== MATERIAL TO PROCESS ==

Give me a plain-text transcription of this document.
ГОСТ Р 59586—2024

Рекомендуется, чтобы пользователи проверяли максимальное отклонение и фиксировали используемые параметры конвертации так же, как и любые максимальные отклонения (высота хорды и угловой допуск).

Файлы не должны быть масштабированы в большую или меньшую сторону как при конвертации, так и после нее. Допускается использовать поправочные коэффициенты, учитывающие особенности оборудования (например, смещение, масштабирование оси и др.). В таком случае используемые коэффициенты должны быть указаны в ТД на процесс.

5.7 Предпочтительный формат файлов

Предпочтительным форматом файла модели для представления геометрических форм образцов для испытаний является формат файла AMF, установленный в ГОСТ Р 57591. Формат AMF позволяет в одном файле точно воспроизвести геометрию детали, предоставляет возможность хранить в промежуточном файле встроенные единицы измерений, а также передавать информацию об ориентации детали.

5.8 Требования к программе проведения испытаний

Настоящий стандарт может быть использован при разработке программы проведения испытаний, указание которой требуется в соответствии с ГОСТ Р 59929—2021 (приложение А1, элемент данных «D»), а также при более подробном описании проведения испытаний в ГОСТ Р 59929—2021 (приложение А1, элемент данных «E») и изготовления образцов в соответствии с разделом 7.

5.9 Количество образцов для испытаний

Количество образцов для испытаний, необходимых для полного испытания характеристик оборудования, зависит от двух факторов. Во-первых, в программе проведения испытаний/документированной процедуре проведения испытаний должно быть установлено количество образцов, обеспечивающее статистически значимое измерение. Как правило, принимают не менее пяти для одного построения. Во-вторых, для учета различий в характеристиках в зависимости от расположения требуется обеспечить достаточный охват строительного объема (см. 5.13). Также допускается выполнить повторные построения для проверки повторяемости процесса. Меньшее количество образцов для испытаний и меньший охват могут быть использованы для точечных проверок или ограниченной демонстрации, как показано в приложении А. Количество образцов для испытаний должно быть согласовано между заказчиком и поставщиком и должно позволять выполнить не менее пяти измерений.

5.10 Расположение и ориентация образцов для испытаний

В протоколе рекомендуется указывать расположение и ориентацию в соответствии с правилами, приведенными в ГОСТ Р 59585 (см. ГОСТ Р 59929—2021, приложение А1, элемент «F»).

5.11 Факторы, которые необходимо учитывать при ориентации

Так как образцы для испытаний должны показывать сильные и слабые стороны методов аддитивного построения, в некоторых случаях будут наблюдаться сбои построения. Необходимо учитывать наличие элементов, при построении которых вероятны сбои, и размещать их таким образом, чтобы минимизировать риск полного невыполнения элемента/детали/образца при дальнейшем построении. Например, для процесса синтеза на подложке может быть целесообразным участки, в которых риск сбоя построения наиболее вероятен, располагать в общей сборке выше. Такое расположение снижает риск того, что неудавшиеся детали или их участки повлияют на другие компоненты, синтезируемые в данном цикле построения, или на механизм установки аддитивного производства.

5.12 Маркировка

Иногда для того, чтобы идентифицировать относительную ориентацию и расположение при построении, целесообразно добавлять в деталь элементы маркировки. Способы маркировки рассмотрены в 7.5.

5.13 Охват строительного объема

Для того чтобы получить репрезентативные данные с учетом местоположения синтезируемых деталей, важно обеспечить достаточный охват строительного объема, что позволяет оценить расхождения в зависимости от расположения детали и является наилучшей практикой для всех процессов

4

== EXERCISE ==
Transcribe the data above in full, exactly.

== RESPONSE FOR THIS EXERCISE ==
Give me a plain-text transcription of this document.
ГОСТ Р 59586—2024

Рекомендуется, чтобы пользователи проверяли максимальное отклонение и фиксировали используемые параметры конвертации так же, как и любые максимальные отклонения (высота хорды и угловой допуск).

Файлы не должны быть масштабированы в большую или меньшую сторону как при конвертации, так и после нее. Допускается использовать поправочные коэффициенты, учитывающие особенности оборудования (например, смещение, масштабирование оси и др.). В таком случае используемые коэффициенты должны быть указаны в ТД на процесс.

5.7 Предпочтительный формат файлов

Предпочтительным форматом файла модели для представления геометрических форм образцов для испытаний является формат файла AMF, установленный в ГОСТ Р 57591. Формат AMF позволяет в одном файле точно воспроизвести геометрию детали, предоставляет возможность хранить в промежуточном файле встроенные единицы измерений, а также передавать информацию об ориентации детали.

5.8 Требования к программе проведения испытаний

Настоящий стандарт может быть использован при разработке программы проведения испытаний, указание которой требуется в соответствии с ГОСТ Р 59929—2021 (приложение А1, элемент данных «D»), а также при более подробном описании проведения испытаний в ГОСТ Р 59929—2021 (приложение А1, элемент данных «E») и изготовления образцов в соответствии с разделом 7.

5.9 Количество образцов для испытаний

Количество образцов для испытаний, необходимых для полного испытания характеристик оборудования, зависит от двух факторов. Во-первых, в программе проведения испытаний/документированной процедуре проведения испытаний должно быть установлено количество образцов, обеспечивающее статистически значимое измерение. Как правило, принимают не менее пяти для одного построения. Во-вторых, для учета различий в характеристиках в зависимости от расположения требуется обеспечить достаточный охват строительного объема (см. 5.13). Также допускается выполнить повторные построения для проверки повторяемости процесса. Меньшее количество образцов для испытаний и меньший охват могут быть использованы для точечных проверок или ограниченной демонстрации, как показано в приложении А. Количество образцов для испытаний должно быть согласовано между заказчиком и поставщиком и должно позволять выполнить не менее пяти измерений.

5.10 Расположение и ориентация образцов для испытаний

В протоколе рекомендуется указывать расположение и ориентацию в соответствии с правилами, приведенными в ГОСТ Р 59585 (см. ГОСТ Р 59929—2021, приложение А1, элемент «F»).

5.11 Факторы, которые необходимо учитывать при ориентации

Так как образцы для испытаний должны показывать сильные и слабые стороны методов аддитивного построения, в некоторых случаях будут наблюдаться сбои построения. Необходимо учитывать наличие элементов, при построении которых вероятны сбои, и размещать их таким образом, чтобы минимизировать риск полного невыполнения элемента/детали/образца при дальнейшем построении. Например, для процесса синтеза на подложке может быть целесообразным участки, в которых риск сбоя построения наиболее вероятен, располагать в общей сборке выше. Такое расположение снижает риск того, что неудавшиеся детали или их участки повлияют на другие компоненты, синтезируемые в данном цикле построения, или на механизм установки аддитивного производства.

5.12 Маркировка

Иногда для того, чтобы идентифицировать относительную ориентацию и расположение при построении, целесообразно добавлять в деталь элементы маркировки. Способы маркировки рассмотрены в 7.5.

5.13 Охват строительного объема

Для того чтобы получить репрезентативные данные с учетом местоположения синтезируемых деталей, важно обеспечить достаточный охват строительного объема, что позволяет оценить расхождения в зависимости от расположения детали и является наилучшей практикой для всех процессов

4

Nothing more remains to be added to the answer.